#### What to produce
Copy out all the data, word for word.

* begin Entries provided *

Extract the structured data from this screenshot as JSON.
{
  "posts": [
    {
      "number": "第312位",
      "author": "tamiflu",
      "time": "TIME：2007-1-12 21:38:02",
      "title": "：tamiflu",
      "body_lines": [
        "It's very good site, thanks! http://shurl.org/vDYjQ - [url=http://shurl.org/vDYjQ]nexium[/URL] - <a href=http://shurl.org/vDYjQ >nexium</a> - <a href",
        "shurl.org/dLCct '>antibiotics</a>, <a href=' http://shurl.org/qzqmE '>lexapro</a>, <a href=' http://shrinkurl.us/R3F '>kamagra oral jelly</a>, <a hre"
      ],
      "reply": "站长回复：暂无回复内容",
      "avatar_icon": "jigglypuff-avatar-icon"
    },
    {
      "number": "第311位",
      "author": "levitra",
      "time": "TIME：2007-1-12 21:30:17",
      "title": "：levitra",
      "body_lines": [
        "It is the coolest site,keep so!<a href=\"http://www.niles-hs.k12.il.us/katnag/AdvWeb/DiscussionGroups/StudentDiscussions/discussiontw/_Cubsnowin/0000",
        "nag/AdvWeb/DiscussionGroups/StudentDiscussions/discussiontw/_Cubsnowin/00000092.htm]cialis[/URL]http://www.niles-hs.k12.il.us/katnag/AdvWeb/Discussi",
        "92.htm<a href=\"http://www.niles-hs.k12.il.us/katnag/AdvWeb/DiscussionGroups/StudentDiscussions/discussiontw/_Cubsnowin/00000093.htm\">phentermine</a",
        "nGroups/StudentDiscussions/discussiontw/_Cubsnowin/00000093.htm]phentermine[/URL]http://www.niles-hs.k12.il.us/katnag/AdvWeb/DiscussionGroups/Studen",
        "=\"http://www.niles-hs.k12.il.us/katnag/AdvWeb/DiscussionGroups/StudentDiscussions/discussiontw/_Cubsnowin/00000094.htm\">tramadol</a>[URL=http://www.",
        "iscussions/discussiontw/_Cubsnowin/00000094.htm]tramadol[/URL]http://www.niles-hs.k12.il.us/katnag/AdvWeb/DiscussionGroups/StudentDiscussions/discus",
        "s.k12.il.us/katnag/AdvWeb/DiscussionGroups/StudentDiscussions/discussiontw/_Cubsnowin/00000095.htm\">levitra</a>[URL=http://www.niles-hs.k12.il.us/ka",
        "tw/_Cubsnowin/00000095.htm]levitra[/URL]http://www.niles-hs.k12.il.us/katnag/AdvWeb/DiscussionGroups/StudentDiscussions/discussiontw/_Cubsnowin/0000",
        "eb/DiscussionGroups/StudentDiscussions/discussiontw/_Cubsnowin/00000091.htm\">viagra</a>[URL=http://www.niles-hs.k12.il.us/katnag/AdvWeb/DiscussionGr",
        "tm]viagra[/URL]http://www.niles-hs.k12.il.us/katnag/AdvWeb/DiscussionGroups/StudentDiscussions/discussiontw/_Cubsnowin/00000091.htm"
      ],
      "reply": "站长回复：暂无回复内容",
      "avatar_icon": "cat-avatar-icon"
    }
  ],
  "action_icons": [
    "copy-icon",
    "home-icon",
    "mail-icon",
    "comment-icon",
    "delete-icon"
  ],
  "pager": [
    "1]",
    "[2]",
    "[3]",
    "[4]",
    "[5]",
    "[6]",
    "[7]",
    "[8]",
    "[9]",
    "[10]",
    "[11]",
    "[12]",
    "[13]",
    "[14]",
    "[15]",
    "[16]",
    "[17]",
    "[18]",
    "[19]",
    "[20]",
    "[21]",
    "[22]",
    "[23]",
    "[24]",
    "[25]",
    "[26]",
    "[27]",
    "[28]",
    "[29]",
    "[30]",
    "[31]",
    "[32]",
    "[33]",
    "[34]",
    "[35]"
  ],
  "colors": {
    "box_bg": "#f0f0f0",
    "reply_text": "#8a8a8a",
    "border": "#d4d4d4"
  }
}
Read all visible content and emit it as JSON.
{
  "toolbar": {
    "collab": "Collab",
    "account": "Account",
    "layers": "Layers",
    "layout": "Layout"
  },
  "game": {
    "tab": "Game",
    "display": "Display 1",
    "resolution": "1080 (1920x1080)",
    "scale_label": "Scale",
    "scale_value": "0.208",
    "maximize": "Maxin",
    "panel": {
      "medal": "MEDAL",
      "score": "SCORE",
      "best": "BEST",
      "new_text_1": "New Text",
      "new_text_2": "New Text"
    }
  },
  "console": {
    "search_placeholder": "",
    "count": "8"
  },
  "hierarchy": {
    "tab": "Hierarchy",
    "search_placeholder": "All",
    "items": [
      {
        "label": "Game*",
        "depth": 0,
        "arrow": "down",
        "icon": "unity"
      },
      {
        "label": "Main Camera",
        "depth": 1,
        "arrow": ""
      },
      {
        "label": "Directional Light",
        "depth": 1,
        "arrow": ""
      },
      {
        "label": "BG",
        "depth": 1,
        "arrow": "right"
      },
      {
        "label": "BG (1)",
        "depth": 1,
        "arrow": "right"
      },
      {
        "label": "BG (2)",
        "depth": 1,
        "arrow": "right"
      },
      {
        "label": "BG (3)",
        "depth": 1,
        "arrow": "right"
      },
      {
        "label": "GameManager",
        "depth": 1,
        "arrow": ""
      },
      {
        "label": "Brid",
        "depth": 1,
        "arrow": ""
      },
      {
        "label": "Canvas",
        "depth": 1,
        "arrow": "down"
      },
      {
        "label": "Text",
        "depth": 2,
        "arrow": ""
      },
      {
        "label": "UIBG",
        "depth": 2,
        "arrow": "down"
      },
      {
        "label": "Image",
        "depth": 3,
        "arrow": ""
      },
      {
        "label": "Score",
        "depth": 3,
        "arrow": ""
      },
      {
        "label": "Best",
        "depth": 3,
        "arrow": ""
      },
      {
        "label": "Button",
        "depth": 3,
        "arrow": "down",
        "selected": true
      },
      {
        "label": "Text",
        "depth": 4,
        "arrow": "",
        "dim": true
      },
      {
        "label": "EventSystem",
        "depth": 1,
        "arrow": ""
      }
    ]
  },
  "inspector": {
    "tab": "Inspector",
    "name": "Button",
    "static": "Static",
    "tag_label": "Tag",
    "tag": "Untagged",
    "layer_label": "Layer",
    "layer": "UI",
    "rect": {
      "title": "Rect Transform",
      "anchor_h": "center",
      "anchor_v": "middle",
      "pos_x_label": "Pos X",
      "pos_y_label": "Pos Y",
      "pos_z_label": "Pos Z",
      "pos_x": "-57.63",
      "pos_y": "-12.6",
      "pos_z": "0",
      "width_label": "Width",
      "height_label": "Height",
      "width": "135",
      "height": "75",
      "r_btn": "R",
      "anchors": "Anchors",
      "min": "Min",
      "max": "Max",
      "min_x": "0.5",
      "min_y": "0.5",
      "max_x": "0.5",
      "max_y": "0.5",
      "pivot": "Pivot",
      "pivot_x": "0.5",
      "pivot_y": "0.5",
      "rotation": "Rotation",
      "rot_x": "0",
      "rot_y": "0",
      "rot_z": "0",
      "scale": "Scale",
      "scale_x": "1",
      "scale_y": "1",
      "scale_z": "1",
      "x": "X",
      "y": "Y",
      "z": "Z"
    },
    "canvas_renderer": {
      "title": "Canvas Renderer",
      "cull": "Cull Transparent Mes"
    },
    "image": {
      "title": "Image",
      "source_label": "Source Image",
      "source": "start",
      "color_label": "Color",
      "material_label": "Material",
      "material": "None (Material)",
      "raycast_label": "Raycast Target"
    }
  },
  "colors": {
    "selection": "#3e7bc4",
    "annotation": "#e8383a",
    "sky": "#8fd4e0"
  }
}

* end Entries provided *

#### Answer below
Extract the structured data from this screenshot as JSON.
{
  "posts": [
    {
      "number": "第312位",
      "author": "tamiflu",
      "time": "TIME：2007-1-12 21:38:02",
      "title": "：tamiflu",
      "body_lines": [
        "It's very good site, thanks! http://shurl.org/vDYjQ - [url=http://shurl.org/vDYjQ]nexium[/URL] - <a href=http://shurl.org/vDYjQ >nexium</a> - <a href",
        "shurl.org/dLCct '>antibiotics</a>, <a href=' http://shurl.org/qzqmE '>lexapro</a>, <a href=' http://shrinkurl.us/R3F '>kamagra oral jelly</a>, <a hre"
      ],
      "reply": "站长回复：暂无回复内容",
      "avatar_icon": "jigglypuff-avatar-icon"
    },
    {
      "number": "第311位",
      "author": "levitra",
      "time": "TIME：2007-1-12 21:30:17",
      "title": "：levitra",
      "body_lines": [
        "It is the coolest site,keep so!<a href=\"http://www.niles-hs.k12.il.us/katnag/AdvWeb/DiscussionGroups/StudentDiscussions/discussiontw/_Cubsnowin/0000",
        "nag/AdvWeb/DiscussionGroups/StudentDiscussions/discussiontw/_Cubsnowin/00000092.htm]cialis[/URL]http://www.niles-hs.k12.il.us/katnag/AdvWeb/Discussi",
        "92.htm<a href=\"http://www.niles-hs.k12.il.us/katnag/AdvWeb/DiscussionGroups/StudentDiscussions/discussiontw/_Cubsnowin/00000093.htm\">phentermine</a",
        "nGroups/StudentDiscussions/discussiontw/_Cubsnowin/00000093.htm]phentermine[/URL]http://www.niles-hs.k12.il.us/katnag/AdvWeb/DiscussionGroups/Studen",
        "=\"http://www.niles-hs.k12.il.us/katnag/AdvWeb/DiscussionGroups/StudentDiscussions/discussiontw/_Cubsnowin/00000094.htm\">tramadol</a>[URL=http://www.",
        "iscussions/discussiontw/_Cubsnowin/00000094.htm]tramadol[/URL]http://www.niles-hs.k12.il.us/katnag/AdvWeb/DiscussionGroups/StudentDiscussions/discus",
        "s.k12.il.us/katnag/AdvWeb/DiscussionGroups/StudentDiscussions/discussiontw/_Cubsnowin/00000095.htm\">levitra</a>[URL=http://www.niles-hs.k12.il.us/ka",
        "tw/_Cubsnowin/00000095.htm]levitra[/URL]http://www.niles-hs.k12.il.us/katnag/AdvWeb/DiscussionGroups/StudentDiscussions/discussiontw/_Cubsnowin/0000",
        "eb/DiscussionGroups/StudentDiscussions/discussiontw/_Cubsnowin/00000091.htm\">viagra</a>[URL=http://www.niles-hs.k12.il.us/katnag/AdvWeb/DiscussionGr",
        "tm]viagra[/URL]http://www.niles-hs.k12.il.us/katnag/AdvWeb/DiscussionGroups/StudentDiscussions/discussiontw/_Cubsnowin/00000091.htm"
      ],
      "reply": "站长回复：暂无回复内容",
      "avatar_icon": "cat-avatar-icon"
    }
  ],
  "action_icons": [
    "copy-icon",
    "home-icon",
    "mail-icon",
    "comment-icon",
    "delete-icon"
  ],
  "pager": [
    "1]",
    "[2]",
    "[3]",
    "[4]",
    "[5]",
    "[6]",
    "[7]",
    "[8]",
    "[9]",
    "[10]",
    "[11]",
    "[12]",
    "[13]",
    "[14]",
    "[15]",
    "[16]",
    "[17]",
    "[18]",
    "[19]",
    "[20]",
    "[21]",
    "[22]",
    "[23]",
    "[24]",
    "[25]",
    "[26]",
    "[27]",
    "[28]",
    "[29]",
    "[30]",
    "[31]",
    "[32]",
    "[33]",
    "[34]",
    "[35]"
  ],
  "colors": {
    "box_bg": "#f0f0f0",
    "reply_text": "#8a8a8a",
    "border": "#d4d4d4"
  }
}
Read all visible content and emit it as JSON.
{
  "toolbar": {
    "collab": "Collab",
    "account": "Account",
    "layers": "Layers",
    "layout": "Layout"
  },
  "game": {
    "tab": "Game",
    "display": "Display 1",
    "resolution": "1080 (1920x1080)",
    "scale_label": "Scale",
    "scale_value": "0.208",
    "maximize": "Maxin",
    "panel": {
      "medal": "MEDAL",
      "score": "SCORE",
      "best": "BEST",
      "new_text_1": "New Text",
      "new_text_2": "New Text"
    }
  },
  "console": {
    "search_placeholder": "",
    "count": "8"
  },
  "hierarchy": {
    "tab": "Hierarchy",
    "search_placeholder": "All",
    "items": [
      {
        "label": "Game*",
        "depth": 0,
        "arrow": "down",
        "icon": "unity"
      },
      {
        "label": "Main Camera",
        "depth": 1,
        "arrow": ""
      },
      {
        "label": "Directional Light",
        "depth": 1,
        "arrow": ""
      },
      {
        "label": "BG",
        "depth": 1,
        "arrow": "right"
      },
      {
        "label": "BG (1)",
        "depth": 1,
        "arrow": "right"
      },
      {
        "label": "BG (2)",
        "depth": 1,
        "arrow": "right"
      },
      {
        "label": "BG (3)",
        "depth": 1,
        "arrow": "right"
      },
      {
        "label": "GameManager",
        "depth": 1,
        "arrow": ""
      },
      {
        "label": "Brid",
        "depth": 1,
        "arrow": ""
      },
      {
        "label": "Canvas",
        "depth": 1,
        "arrow": "down"
      },
      {
        "label": "Text",
        "depth": 2,
        "arrow": ""
      },
      {
        "label": "UIBG",
        "depth": 2,
        "arrow": "down"
      },
      {
        "label": "Image",
        "depth": 3,
        "arrow": ""
      },
      {
        "label": "Score",
        "depth": 3,
        "arrow": ""
      },
      {
        "label": "Best",
        "depth": 3,
        "arrow": ""
      },
      {
        "label": "Button",
        "depth": 3,
        "arrow": "down",
        "selected": true
      },
      {
        "label": "Text",
        "depth": 4,
        "arrow": "",
        "dim": true
      },
      {
        "label": "EventSystem",
        "depth": 1,
        "arrow": ""
      }
    ]
  },
  "inspector": {
    "tab": "Inspector",
    "name": "Button",
    "static": "Static",
    "tag_label": "Tag",
    "tag": "Untagged",
    "layer_label": "Layer",
    "layer": "UI",
    "rect": {
      "title": "Rect Transform",
      "anchor_h": "center",
      "anchor_v": "middle",
      "pos_x_label": "Pos X",
      "pos_y_label": "Pos Y",
      "pos_z_label": "Pos Z",
      "pos_x": "-57.63",
      "pos_y": "-12.6",
      "pos_z": "0",
      "width_label": "Width",
      "height_label": "Height",
      "width": "135",
      "height": "75",
      "r_btn": "R",
      "anchors": "Anchors",
      "min": "Min",
      "max": "Max",
      "min_x": "0.5",
      "min_y": "0.5",
      "max_x": "0.5",
      "max_y": "0.5",
      "pivot": "Pivot",
      "pivot_x": "0.5",
      "pivot_y": "0.5",
      "rotation": "Rotation",
      "rot_x": "0",
      "rot_y": "0",
      "rot_z": "0",
      "scale": "Scale",
      "scale_x": "1",
      "scale_y": "1",
      "scale_z": "1",
      "x": "X",
      "y": "Y",
      "z": "Z"
    },
    "canvas_renderer": {
      "title": "Canvas Renderer",
      "cull": "Cull Transparent Mes"
    },
    "image": {
      "title": "Image",
      "source_label": "Source Image",
      "source": "start",
      "color_label": "Color",
      "material_label": "Material",
      "material": "None (Material)",
      "raycast_label": "Raycast Target"
    }
  },
  "colors": {
    "selection": "#3e7bc4",
    "annotation": "#e8383a",
    "sky": "#8fd4e0"
  }
}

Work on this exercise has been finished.